**WRITTEN REQUEST:** Output as a JSON list of strings, one string per line, everything in the items below from the line containing "- x-tick-1: 1: [720, 56, 727, 70]" down to the line containing "- x-tick-100: 100: [244, 56, 264, 70]", with both of those lines included and blank lines omitted.

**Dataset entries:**
* Begin *
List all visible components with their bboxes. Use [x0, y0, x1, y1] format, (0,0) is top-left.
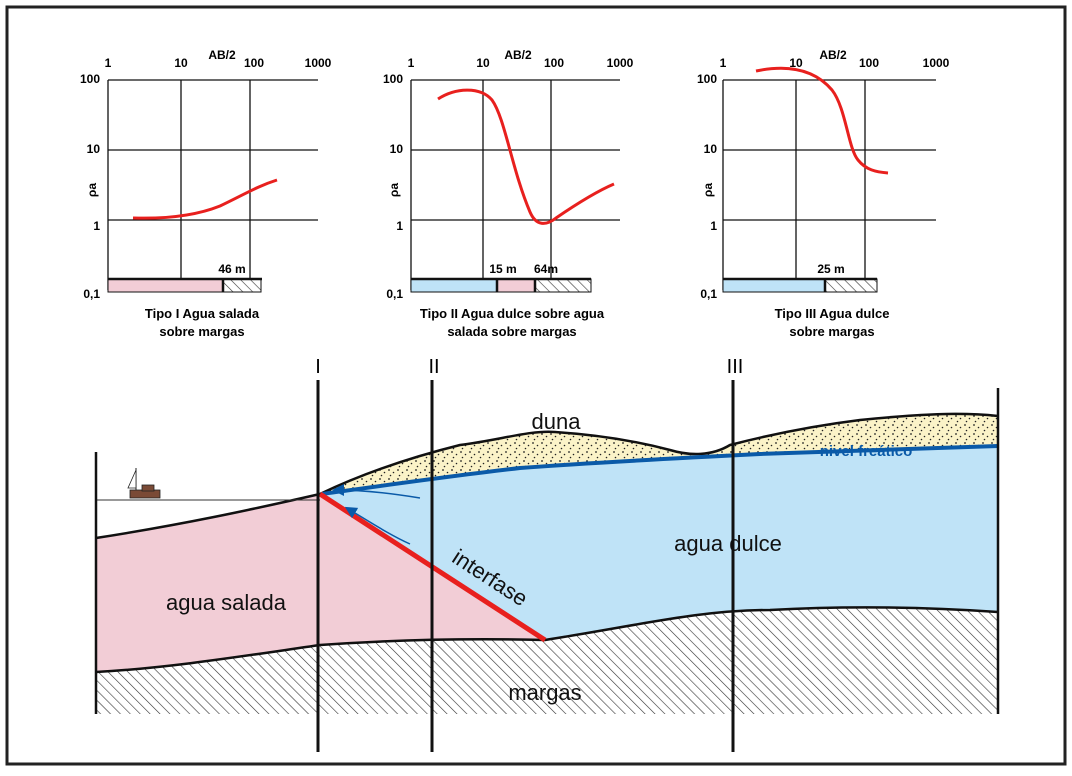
- x-tick-1: 1: [720, 56, 727, 70]
- depth-label-salt: 64m: [534, 262, 558, 276]
- profile-marker-III: III: [727, 356, 744, 378]
- y-tick-10: 10: [390, 142, 404, 156]
- caption-line-2: sobre margas: [789, 324, 874, 339]
- depth-label-fresh: 15 m: [489, 262, 516, 276]
- marl-substrate: [96, 607, 998, 714]
- resistivity-curve: [437, 88, 615, 225]
- layer-fresh-water: [410, 278, 498, 293]
- dune-sand: [320, 413, 998, 494]
- label-duna: duna: [532, 409, 582, 434]
- sounding-chart-tipo2: 1 10 AB/2 100 1000 100 10 ρa 1 0,1 15 m …: [383, 48, 634, 339]
- resistivity-curve: [132, 178, 278, 220]
- x-tick-1: 1: [408, 56, 415, 70]
- caption-line-2: salada sobre margas: [447, 324, 576, 339]
- boat-icon: [127, 468, 161, 499]
- y-axis-label: ρa: [701, 183, 715, 197]
- y-axis-label: ρa: [387, 183, 401, 197]
- y-tick-100: 100: [80, 72, 100, 86]
- depth-label: 46 m: [218, 262, 245, 276]
- x-axis-label: AB/2: [208, 48, 236, 62]
- profile-marker-II: II: [428, 356, 439, 378]
- profile-marker-I: I: [315, 356, 321, 378]
- y-tick-1: 1: [710, 219, 717, 233]
- plot-grid: [722, 79, 936, 290]
- y-tick-0-1: 0,1: [83, 287, 100, 301]
- water-table-line: [321, 444, 999, 496]
- label-nivel-freatico: nivel freático: [820, 443, 913, 460]
- y-tick-100: 100: [383, 72, 403, 86]
- y-tick-1: 1: [93, 219, 100, 233]
- sounding-chart-tipo3: 1 10 AB/2 100 1000 100 10 ρa 1 0,1 25 m …: [697, 48, 950, 339]
- ground-surface: [319, 412, 999, 496]
- depth-label: 25 m: [817, 262, 844, 276]
- caption-line-2: sobre margas: [159, 324, 244, 339]
- plot-grid: [107, 79, 318, 290]
- x-axis-label: AB/2: [819, 48, 847, 62]
- y-tick-100: 100: [697, 72, 717, 86]
- y-tick-0-1: 0,1: [700, 287, 717, 301]
- y-axis-label: ρa: [85, 183, 99, 197]
- caption-line-1: Tipo II Agua dulce sobre agua: [420, 306, 605, 321]
- layer-salt-water: [107, 278, 224, 293]
- x-tick-100: 100: [244, 56, 264, 70]
- layer-marls: [222, 278, 262, 293]
- x-tick-1000: 1000: [923, 56, 950, 70]
- x-tick-10: 10: [789, 56, 803, 70]
- resistivity-curve: [755, 66, 889, 175]
- x-tick-1000: 1000: [305, 56, 332, 70]
- label-agua-dulce: agua dulce: [674, 531, 782, 556]
- x-tick-1000: 1000: [607, 56, 634, 70]
- layer-fresh-water: [722, 278, 826, 293]
- x-tick-100: 100: [859, 56, 879, 70]
- x-axis-label: AB/2: [504, 48, 532, 62]
- label-margas: margas: [508, 680, 581, 705]
- layer-salt-water: [496, 278, 536, 293]
- fresh-water-zone: [320, 446, 998, 640]
- sounding-chart-tipo1: 1 10 AB/2 100 1000 100 10 ρa 1 0,1 46 m …: [80, 48, 332, 339]
- x-tick-10: 10: [174, 56, 188, 70]
- x-tick-10: 10: [476, 56, 490, 70]
- layer-marls: [824, 278, 878, 293]
- plot-grid: [410, 79, 620, 290]
- y-tick-1: 1: [396, 219, 403, 233]
- y-tick-10: 10: [704, 142, 718, 156]
- y-tick-10: 10: [87, 142, 101, 156]
- caption-line-1: Tipo III Agua dulce: [775, 306, 890, 321]
- y-tick-0-1: 0,1: [386, 287, 403, 301]
- x-tick-100: 100: [544, 56, 564, 70]
- flow-arrow-upper: [332, 484, 421, 499]
- caption-line-1: Tipo I Agua salada: [145, 306, 260, 321]
- label-agua-salada: agua salada: [166, 590, 287, 615]
- flow-arrow-lower: [344, 506, 411, 545]
- cross-section: I II III duna nivel freático agua dulce …: [94, 356, 1000, 752]
- layer-marls: [534, 278, 592, 293]
- x-tick-1: 1: [105, 56, 112, 70]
* End *
**EXPECTED ANSWER:**
[
  "- x-tick-1: 1: [720, 56, 727, 70]",
  "- depth-label-salt: 64m: [534, 262, 558, 276]",
  "- profile-marker-III: III: [727, 356, 744, 378]",
  "- y-tick-10: 10: [390, 142, 404, 156]",
  "- caption-line-2: sobre margas: [789, 324, 874, 339]",
  "- depth-label-fresh: 15 m: [489, 262, 516, 276]",
  "- marl-substrate: [96, 607, 998, 714]",
  "- resistivity-curve: [437, 88, 615, 225]",
  "- layer-fresh-water: [410, 278, 498, 293]",
  "- dune-sand: [320, 413, 998, 494]",
  "- label-duna: duna: [532, 409, 582, 434]",
  "- sounding-chart-tipo2: 1 10 AB/2 100 1000 100 10 ρa 1 0,1 15 m …: [383, 48, 634, 339]",
  "- resistivity-curve: [132, 178, 278, 220]",
  "- x-tick-1: 1: [408, 56, 415, 70]",
  "- caption-line-2: salada sobre margas: [447, 324, 576, 339]",
  "- boat-icon: [127, 468, 161, 499]",
  "- y-axis-label: ρa: [701, 183, 715, 197]",
  "- y-axis-label: ρa: [387, 183, 401, 197]",
  "- y-tick-100: 100: [80, 72, 100, 86]",
  "- depth-label: 46 m: [218, 262, 245, 276]",
  "- x-axis-label: AB/2: [208, 48, 236, 62]",
  "- profile-marker-II: II: [428, 356, 439, 378]",
  "- profile-marker-I: I: [315, 356, 321, 378]",
  "- y-tick-1: 1: [710, 219, 717, 233]",
  "- plot-grid: [722, 79, 936, 290]",
  "- y-tick-0-1: 0,1: [83, 287, 100, 301]",
  "- water-table-line: [321, 444, 999, 496]",
  "- label-nivel-freatico: nivel freático: [820, 443, 913, 460]",
  "- y-tick-100: 100: [383, 72, 403, 86]",
  "- y-tick-1: 1: [93, 219, 100, 233]",
  "- sounding-chart-tipo3: 1 10 AB/2 100 1000 100 10 ρa 1 0,1 25 m …: [697, 48, 950, 339]",
  "- ground-surface: [319, 412, 999, 496]",
  "- depth-label: 25 m: [817, 262, 844, 276]",
  "- caption-line-2: sobre margas: [159, 324, 244, 339]",
  "- plot-grid: [107, 79, 318, 290]",
  "- x-axis-label: AB/2: [819, 48, 847, 62]",
  "- y-tick-100: 100: [697, 72, 717, 86]",
  "- y-tick-0-1: 0,1: [700, 287, 717, 301]",
  "- y-axis-label: ρa: [85, 183, 99, 197]",
  "- caption-line-1: Tipo II Agua dulce sobre agua: [420, 306, 605, 321]",
  "- layer-salt-water: [107, 278, 224, 293]",
  "- x-tick-100: 100: [244, 56, 264, 70]"
]